— Start Recorded information —

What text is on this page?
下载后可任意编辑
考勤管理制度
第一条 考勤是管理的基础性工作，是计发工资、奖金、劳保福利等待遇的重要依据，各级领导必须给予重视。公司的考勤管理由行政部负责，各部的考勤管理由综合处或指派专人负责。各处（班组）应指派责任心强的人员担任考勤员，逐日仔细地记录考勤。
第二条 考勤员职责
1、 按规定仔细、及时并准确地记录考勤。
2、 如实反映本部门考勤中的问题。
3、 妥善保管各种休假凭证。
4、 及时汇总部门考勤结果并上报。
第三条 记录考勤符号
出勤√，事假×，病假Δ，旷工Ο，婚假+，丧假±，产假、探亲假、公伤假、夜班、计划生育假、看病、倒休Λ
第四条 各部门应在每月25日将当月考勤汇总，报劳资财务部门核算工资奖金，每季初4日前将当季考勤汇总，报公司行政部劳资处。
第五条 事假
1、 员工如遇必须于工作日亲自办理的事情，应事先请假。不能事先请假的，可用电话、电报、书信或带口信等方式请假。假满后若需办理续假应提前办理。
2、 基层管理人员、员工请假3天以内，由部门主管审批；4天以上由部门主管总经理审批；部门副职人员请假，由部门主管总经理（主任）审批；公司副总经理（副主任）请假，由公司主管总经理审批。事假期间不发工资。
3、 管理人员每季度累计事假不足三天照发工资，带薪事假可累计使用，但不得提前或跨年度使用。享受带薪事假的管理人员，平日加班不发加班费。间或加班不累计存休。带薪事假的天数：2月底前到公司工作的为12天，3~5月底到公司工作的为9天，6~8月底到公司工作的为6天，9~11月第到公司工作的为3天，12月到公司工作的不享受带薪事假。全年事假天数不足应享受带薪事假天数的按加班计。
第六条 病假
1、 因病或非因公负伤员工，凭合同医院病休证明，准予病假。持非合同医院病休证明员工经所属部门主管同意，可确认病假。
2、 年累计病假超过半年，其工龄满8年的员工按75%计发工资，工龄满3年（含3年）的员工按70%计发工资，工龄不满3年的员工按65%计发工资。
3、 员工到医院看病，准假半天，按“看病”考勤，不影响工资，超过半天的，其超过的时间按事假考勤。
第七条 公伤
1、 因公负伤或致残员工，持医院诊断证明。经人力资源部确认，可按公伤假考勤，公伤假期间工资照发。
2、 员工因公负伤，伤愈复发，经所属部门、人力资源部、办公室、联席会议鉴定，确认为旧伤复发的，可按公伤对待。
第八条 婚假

— End Recorded information —

> [Exercise directions]:
Return each line of the records above exactly as it reads.

> [Problem solution]:
What text is on this page?
下载后可任意编辑
考勤管理制度
第一条 考勤是管理的基础性工作，是计发工资、奖金、劳保福利等待遇的重要依据，各级领导必须给予重视。公司的考勤管理由行政部负责，各部的考勤管理由综合处或指派专人负责。各处（班组）应指派责任心强的人员担任考勤员，逐日仔细地记录考勤。
第二条 考勤员职责
1、 按规定仔细、及时并准确地记录考勤。
2、 如实反映本部门考勤中的问题。
3、 妥善保管各种休假凭证。
4、 及时汇总部门考勤结果并上报。
第三条 记录考勤符号
出勤√，事假×，病假Δ，旷工Ο，婚假+，丧假±，产假、探亲假、公伤假、夜班、计划生育假、看病、倒休Λ
第四条 各部门应在每月25日将当月考勤汇总，报劳资财务部门核算工资奖金，每季初4日前将当季考勤汇总，报公司行政部劳资处。
第五条 事假
1、 员工如遇必须于工作日亲自办理的事情，应事先请假。不能事先请假的，可用电话、电报、书信或带口信等方式请假。假满后若需办理续假应提前办理。
2、 基层管理人员、员工请假3天以内，由部门主管审批；4天以上由部门主管总经理审批；部门副职人员请假，由部门主管总经理（主任）审批；公司副总经理（副主任）请假，由公司主管总经理审批。事假期间不发工资。
3、 管理人员每季度累计事假不足三天照发工资，带薪事假可累计使用，但不得提前或跨年度使用。享受带薪事假的管理人员，平日加班不发加班费。间或加班不累计存休。带薪事假的天数：2月底前到公司工作的为12天，3~5月底到公司工作的为9天，6~8月底到公司工作的为6天，9~11月第到公司工作的为3天，12月到公司工作的不享受带薪事假。全年事假天数不足应享受带薪事假天数的按加班计。
第六条 病假
1、 因病或非因公负伤员工，凭合同医院病休证明，准予病假。持非合同医院病休证明员工经所属部门主管同意，可确认病假。
2、 年累计病假超过半年，其工龄满8年的员工按75%计发工资，工龄满3年（含3年）的员工按70%计发工资，工龄不满3年的员工按65%计发工资。
3、 员工到医院看病，准假半天，按“看病”考勤，不影响工资，超过半天的，其超过的时间按事假考勤。
第七条 公伤
1、 因公负伤或致残员工，持医院诊断证明。经人力资源部确认，可按公伤假考勤，公伤假期间工资照发。
2、 员工因公负伤，伤愈复发，经所属部门、人力资源部、办公室、联席会议鉴定，确认为旧伤复发的，可按公伤对待。
第八条 婚假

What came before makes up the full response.